** DATASET CONTENT **
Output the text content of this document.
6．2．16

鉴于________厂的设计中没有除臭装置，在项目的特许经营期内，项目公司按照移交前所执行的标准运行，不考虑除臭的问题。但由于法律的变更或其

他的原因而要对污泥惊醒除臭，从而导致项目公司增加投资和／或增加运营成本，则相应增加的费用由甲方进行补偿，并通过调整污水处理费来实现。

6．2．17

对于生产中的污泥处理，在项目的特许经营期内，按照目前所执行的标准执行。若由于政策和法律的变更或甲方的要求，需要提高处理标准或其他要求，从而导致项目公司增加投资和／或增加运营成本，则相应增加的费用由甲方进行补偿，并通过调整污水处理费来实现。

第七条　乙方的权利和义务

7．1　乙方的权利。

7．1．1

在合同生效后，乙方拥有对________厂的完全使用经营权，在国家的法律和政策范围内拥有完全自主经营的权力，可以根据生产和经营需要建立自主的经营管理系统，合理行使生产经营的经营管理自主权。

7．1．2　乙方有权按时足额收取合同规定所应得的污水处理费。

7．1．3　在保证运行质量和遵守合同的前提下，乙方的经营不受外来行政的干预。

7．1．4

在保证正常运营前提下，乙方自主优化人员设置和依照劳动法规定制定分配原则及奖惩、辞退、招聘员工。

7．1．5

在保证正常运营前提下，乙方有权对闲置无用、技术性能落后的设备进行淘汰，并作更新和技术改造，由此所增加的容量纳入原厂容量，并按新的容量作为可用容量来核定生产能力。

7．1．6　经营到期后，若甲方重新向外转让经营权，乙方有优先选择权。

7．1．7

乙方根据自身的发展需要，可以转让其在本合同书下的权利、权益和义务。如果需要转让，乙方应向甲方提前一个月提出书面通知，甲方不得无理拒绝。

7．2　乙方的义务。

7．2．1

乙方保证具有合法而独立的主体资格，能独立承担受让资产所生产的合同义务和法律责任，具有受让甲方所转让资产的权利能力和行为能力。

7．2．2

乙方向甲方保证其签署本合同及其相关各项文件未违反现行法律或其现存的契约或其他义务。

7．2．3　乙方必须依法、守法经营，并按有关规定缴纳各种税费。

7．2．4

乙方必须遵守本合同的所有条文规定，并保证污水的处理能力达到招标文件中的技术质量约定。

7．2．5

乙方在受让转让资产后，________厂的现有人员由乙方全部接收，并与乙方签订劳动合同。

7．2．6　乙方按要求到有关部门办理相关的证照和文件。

** SHORT EXERCISE **
Identify the lines above with the word "或增加运营成本". Copy them.

** TASK RESPONSE **
他的原因而要对污泥惊醒除臭，从而导致项目公司增加投资和／或增加运营成本，则相应增加的费用由甲方进行补偿，并通过调整污水处理费来实现。
对于生产中的污泥处理，在项目的特许经营期内，按照目前所执行的标准执行。若由于政策和法律的变更或甲方的要求，需要提高处理标准或其他要求，从而导致项目公司增加投资和／或增加运营成本，则相应增加的费用由甲方进行补偿，并通过调整污水处理费来实现。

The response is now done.